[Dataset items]
•••

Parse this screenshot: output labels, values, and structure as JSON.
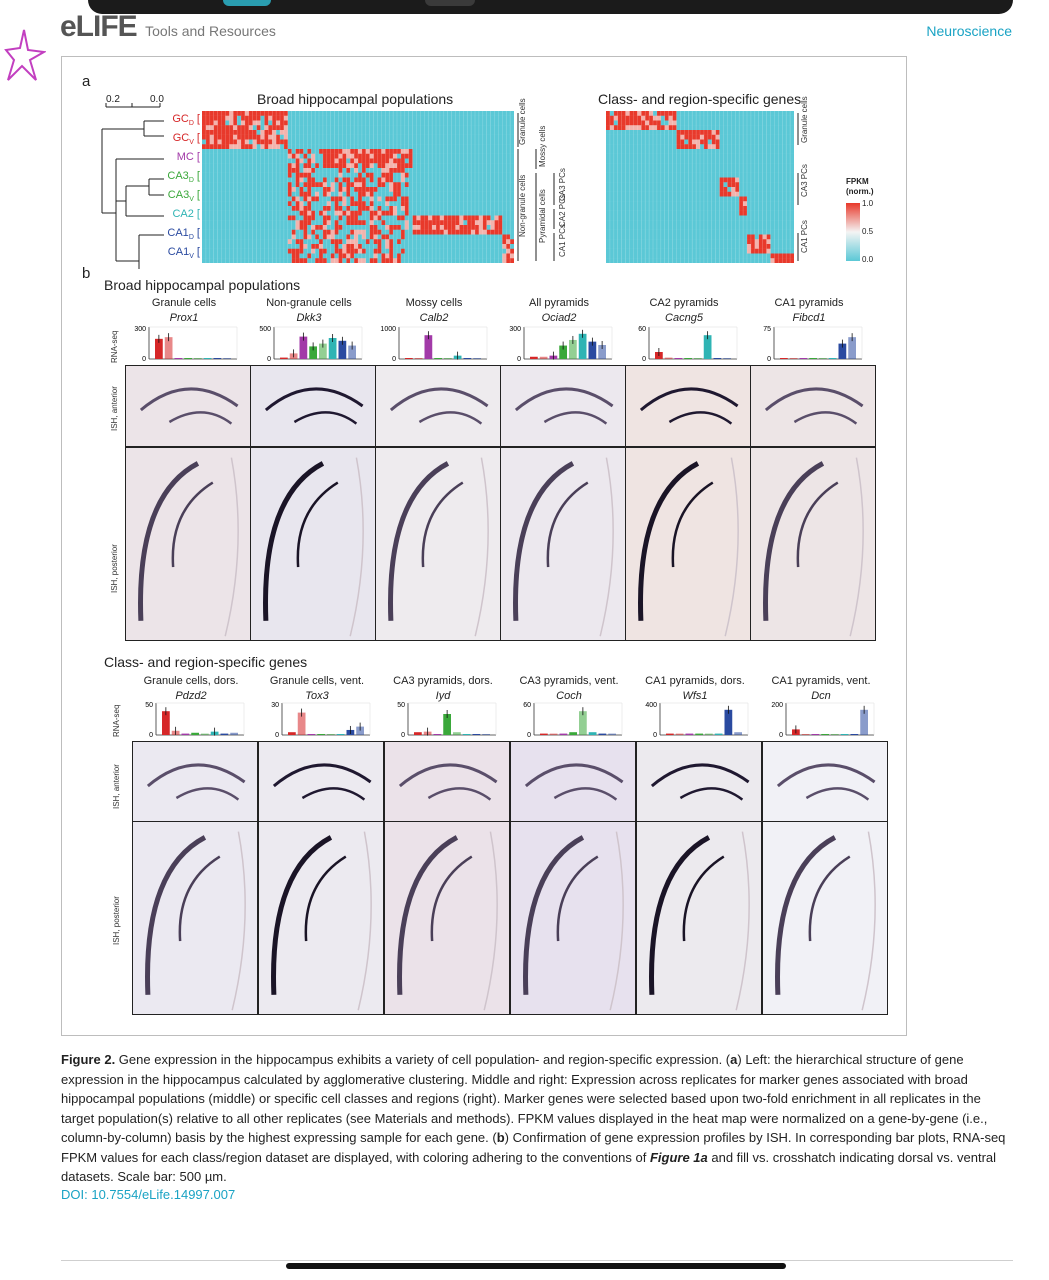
{
  "header": {
    "brand": "eLIFE",
    "section": "Tools and Resources",
    "subject": "Neuroscience"
  },
  "figure": {
    "panel_a": {
      "letter": "a",
      "left_title": "Broad hippocampal populations",
      "right_title": "Class- and region-specific genes",
      "scale_left": "0.2",
      "scale_right": "0.0",
      "rows": [
        {
          "label": "GC",
          "sub": "D",
          "color": "#d62728"
        },
        {
          "label": "GC",
          "sub": "V",
          "color": "#d62728"
        },
        {
          "label": "MC",
          "sub": "",
          "color": "#a23aa8"
        },
        {
          "label": "CA3",
          "sub": "D",
          "color": "#3aa83a"
        },
        {
          "label": "CA3",
          "sub": "V",
          "color": "#3aa83a"
        },
        {
          "label": "CA2",
          "sub": "",
          "color": "#2fb4b4"
        },
        {
          "label": "CA1",
          "sub": "D",
          "color": "#2a4aa0"
        },
        {
          "label": "CA1",
          "sub": "V",
          "color": "#2a4aa0"
        }
      ],
      "brackets_left": [
        "Granule cells",
        "Mossy cells",
        "Non-granule cells",
        "Pyramidal cells",
        "CA3 PCs",
        "CA2 PCs",
        "CA1 PCs"
      ],
      "brackets_right": [
        "Granule cells",
        "CA3 PCs",
        "CA1 PCs"
      ],
      "colorbar": {
        "title1": "FPKM",
        "title2": "(norm.)",
        "ticks": [
          "1.0",
          "0.5",
          "0.0"
        ],
        "high": "#e8392b",
        "low": "#5bc8d6"
      }
    },
    "panel_b": {
      "letter": "b",
      "group1_title": "Broad hippocampal populations",
      "group2_title": "Class- and region-specific genes",
      "row_labels": {
        "rnaseq": "RNA-seq",
        "anterior": "ISH, anterior",
        "posterior": "ISH, posterior"
      },
      "group1": [
        {
          "title": "Granule cells",
          "gene": "Prox1",
          "ymax": "300",
          "values": [
            0.72,
            0.78,
            0.02,
            0.02,
            0.02,
            0.02,
            0.02,
            0.02
          ]
        },
        {
          "title": "Non-granule cells",
          "gene": "Dkk3",
          "ymax": "500",
          "values": [
            0.05,
            0.2,
            0.8,
            0.45,
            0.55,
            0.75,
            0.65,
            0.48
          ]
        },
        {
          "title": "Mossy cells",
          "gene": "Calb2",
          "ymax": "1000",
          "values": [
            0.02,
            0.02,
            0.85,
            0.02,
            0.02,
            0.12,
            0.02,
            0.02
          ]
        },
        {
          "title": "All pyramids",
          "gene": "Ociad2",
          "ymax": "300",
          "values": [
            0.08,
            0.08,
            0.12,
            0.48,
            0.68,
            0.9,
            0.62,
            0.5
          ]
        },
        {
          "title": "CA2 pyramids",
          "gene": "Cacng5",
          "ymax": "60",
          "values": [
            0.25,
            0.05,
            0.02,
            0.02,
            0.02,
            0.85,
            0.02,
            0.02
          ]
        },
        {
          "title": "CA1 pyramids",
          "gene": "Fibcd1",
          "ymax": "75",
          "values": [
            0.02,
            0.02,
            0.02,
            0.02,
            0.02,
            0.02,
            0.55,
            0.78
          ]
        }
      ],
      "group2": [
        {
          "title": "Granule cells, dors.",
          "gene": "Pdzd2",
          "ymax": "50",
          "values": [
            0.85,
            0.15,
            0.05,
            0.08,
            0.05,
            0.12,
            0.05,
            0.08
          ]
        },
        {
          "title": "Granule cells, vent.",
          "gene": "Tox3",
          "ymax": "30",
          "values": [
            0.1,
            0.8,
            0.02,
            0.02,
            0.02,
            0.02,
            0.18,
            0.3
          ]
        },
        {
          "title": "CA3 pyramids, dors.",
          "gene": "Iyd",
          "ymax": "50",
          "values": [
            0.1,
            0.12,
            0.02,
            0.75,
            0.1,
            0.02,
            0.02,
            0.02
          ]
        },
        {
          "title": "CA3 pyramids, vent.",
          "gene": "Coch",
          "ymax": "60",
          "values": [
            0.05,
            0.05,
            0.05,
            0.1,
            0.85,
            0.1,
            0.05,
            0.05
          ]
        },
        {
          "title": "CA1 pyramids, dors.",
          "gene": "Wfs1",
          "ymax": "400",
          "values": [
            0.05,
            0.05,
            0.05,
            0.05,
            0.05,
            0.05,
            0.9,
            0.1
          ]
        },
        {
          "title": "CA1 pyramids, vent.",
          "gene": "Dcn",
          "ymax": "200",
          "values": [
            0.2,
            0.02,
            0.02,
            0.02,
            0.02,
            0.02,
            0.02,
            0.9
          ]
        }
      ],
      "bar_colors": [
        "#d62728",
        "#d62728",
        "#a23aa8",
        "#3aa83a",
        "#3aa83a",
        "#2fb4b4",
        "#2a4aa0",
        "#2a4aa0"
      ]
    }
  },
  "caption": {
    "label": "Figure 2.",
    "text1": " Gene expression in the hippocampus exhibits a variety of cell population- and region-specific expression. (",
    "a": "a",
    "text2": ") Left: the hierarchical structure of gene expression in the hippocampus calculated by agglomerative clustering. Middle and right: Expression across replicates for marker genes associated with broad hippocampal populations (middle) or specific cell classes and regions (right). Marker genes were selected based upon two-fold enrichment in all replicates in the target population(s) relative to all other replicates (see Materials and methods). FPKM values displayed in the heat map were normalized on a gene-by-gene (i.e., column-by-column) basis by the highest expressing sample for each gene. (",
    "b": "b",
    "text3": ") Confirmation of gene expression profiles by ISH. In corresponding bar plots, RNA-seq FPKM values for each class/region dataset are displayed, with coloring adhering to the conventions of ",
    "ref": "Figure 1a",
    "text4": " and fill vs. crosshatch indicating dorsal vs. ventral datasets. Scale bar: 500 µm.",
    "doi": "DOI: 10.7554/eLife.14997.007"
  }
}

•••

Instructions to follow:
Render the data above verbatim and without pictures.

Written response:
Parse this screenshot: output labels, values, and structure as JSON.
{
  "header": {
    "brand": "eLIFE",
    "section": "Tools and Resources",
    "subject": "Neuroscience"
  },
  "figure": {
    "panel_a": {
      "letter": "a",
      "left_title": "Broad hippocampal populations",
      "right_title": "Class- and region-specific genes",
      "scale_left": "0.2",
      "scale_right": "0.0",
      "rows": [
        {
          "label": "GC",
          "sub": "D",
          "color": "#d62728"
        },
        {
          "label": "GC",
          "sub": "V",
          "color": "#d62728"
        },
        {
          "label": "MC",
          "sub": "",
          "color": "#a23aa8"
        },
        {
          "label": "CA3",
          "sub": "D",
          "color": "#3aa83a"
        },
        {
          "label": "CA3",
          "sub": "V",
          "color": "#3aa83a"
        },
        {
          "label": "CA2",
          "sub": "",
          "color": "#2fb4b4"
        },
        {
          "label": "CA1",
          "sub": "D",
          "color": "#2a4aa0"
        },
        {
          "label": "CA1",
          "sub": "V",
          "color": "#2a4aa0"
        }
      ],
      "brackets_left": [
        "Granule cells",
        "Mossy cells",
        "Non-granule cells",
        "Pyramidal cells",
        "CA3 PCs",
        "CA2 PCs",
        "CA1 PCs"
      ],
      "brackets_right": [
        "Granule cells",
        "CA3 PCs",
        "CA1 PCs"
      ],
      "colorbar": {
        "title1": "FPKM",
        "title2": "(norm.)",
        "ticks": [
          "1.0",
          "0.5",
          "0.0"
        ],
        "high": "#e8392b",
        "low": "#5bc8d6"
      }
    },
    "panel_b": {
      "letter": "b",
      "group1_title": "Broad hippocampal populations",
      "group2_title": "Class- and region-specific genes",
      "row_labels": {
        "rnaseq": "RNA-seq",
        "anterior": "ISH, anterior",
        "posterior": "ISH, posterior"
      },
      "group1": [
        {
          "title": "Granule cells",
          "gene": "Prox1",
          "ymax": "300",
          "values": [
            0.72,
            0.78,
            0.02,
            0.02,
            0.02,
            0.02,
            0.02,
            0.02
          ]
        },
        {
          "title": "Non-granule cells",
          "gene": "Dkk3",
          "ymax": "500",
          "values": [
            0.05,
            0.2,
            0.8,
            0.45,
            0.55,
            0.75,
            0.65,
            0.48
          ]
        },
        {
          "title": "Mossy cells",
          "gene": "Calb2",
          "ymax": "1000",
          "values": [
            0.02,
            0.02,
            0.85,
            0.02,
            0.02,
            0.12,
            0.02,
            0.02
          ]
        },
        {
          "title": "All pyramids",
          "gene": "Ociad2",
          "ymax": "300",
          "values": [
            0.08,
            0.08,
            0.12,
            0.48,
            0.68,
            0.9,
            0.62,
            0.5
          ]
        },
        {
          "title": "CA2 pyramids",
          "gene": "Cacng5",
          "ymax": "60",
          "values": [
            0.25,
            0.05,
            0.02,
            0.02,
            0.02,
            0.85,
            0.02,
            0.02
          ]
        },
        {
          "title": "CA1 pyramids",
          "gene": "Fibcd1",
          "ymax": "75",
          "values": [
            0.02,
            0.02,
            0.02,
            0.02,
            0.02,
            0.02,
            0.55,
            0.78
          ]
        }
      ],
      "group2": [
        {
          "title": "Granule cells, dors.",
          "gene": "Pdzd2",
          "ymax": "50",
          "values": [
            0.85,
            0.15,
            0.05,
            0.08,
            0.05,
            0.12,
            0.05,
            0.08
          ]
        },
        {
          "title": "Granule cells, vent.",
          "gene": "Tox3",
          "ymax": "30",
          "values": [
            0.1,
            0.8,
            0.02,
            0.02,
            0.02,
            0.02,
            0.18,
            0.3
          ]
        },
        {
          "title": "CA3 pyramids, dors.",
          "gene": "Iyd",
          "ymax": "50",
          "values": [
            0.1,
            0.12,
            0.02,
            0.75,
            0.1,
            0.02,
            0.02,
            0.02
          ]
        },
        {
          "title": "CA3 pyramids, vent.",
          "gene": "Coch",
          "ymax": "60",
          "values": [
            0.05,
            0.05,
            0.05,
            0.1,
            0.85,
            0.1,
            0.05,
            0.05
          ]
        },
        {
          "title": "CA1 pyramids, dors.",
          "gene": "Wfs1",
          "ymax": "400",
          "values": [
            0.05,
            0.05,
            0.05,
            0.05,
            0.05,
            0.05,
            0.9,
            0.1
          ]
        },
        {
          "title": "CA1 pyramids, vent.",
          "gene": "Dcn",
          "ymax": "200",
          "values": [
            0.2,
            0.02,
            0.02,
            0.02,
            0.02,
            0.02,
            0.02,
            0.9
          ]
        }
      ],
      "bar_colors": [
        "#d62728",
        "#d62728",
        "#a23aa8",
        "#3aa83a",
        "#3aa83a",
        "#2fb4b4",
        "#2a4aa0",
        "#2a4aa0"
      ]
    }
  },
  "caption": {
    "label": "Figure 2.",
    "text1": " Gene expression in the hippocampus exhibits a variety of cell population- and region-specific expression. (",
    "a": "a",
    "text2": ") Left: the hierarchical structure of gene expression in the hippocampus calculated by agglomerative clustering. Middle and right: Expression across replicates for marker genes associated with broad hippocampal populations (middle) or specific cell classes and regions (right). Marker genes were selected based upon two-fold enrichment in all replicates in the target population(s) relative to all other replicates (see Materials and methods). FPKM values displayed in the heat map were normalized on a gene-by-gene (i.e., column-by-column) basis by the highest expressing sample for each gene. (",
    "b": "b",
    "text3": ") Confirmation of gene expression profiles by ISH. In corresponding bar plots, RNA-seq FPKM values for each class/region dataset are displayed, with coloring adhering to the conventions of ",
    "ref": "Figure 1a",
    "text4": " and fill vs. crosshatch indicating dorsal vs. ventral datasets. Scale bar: 500 µm.",
    "doi": "DOI: 10.7554/eLife.14997.007"
  }
}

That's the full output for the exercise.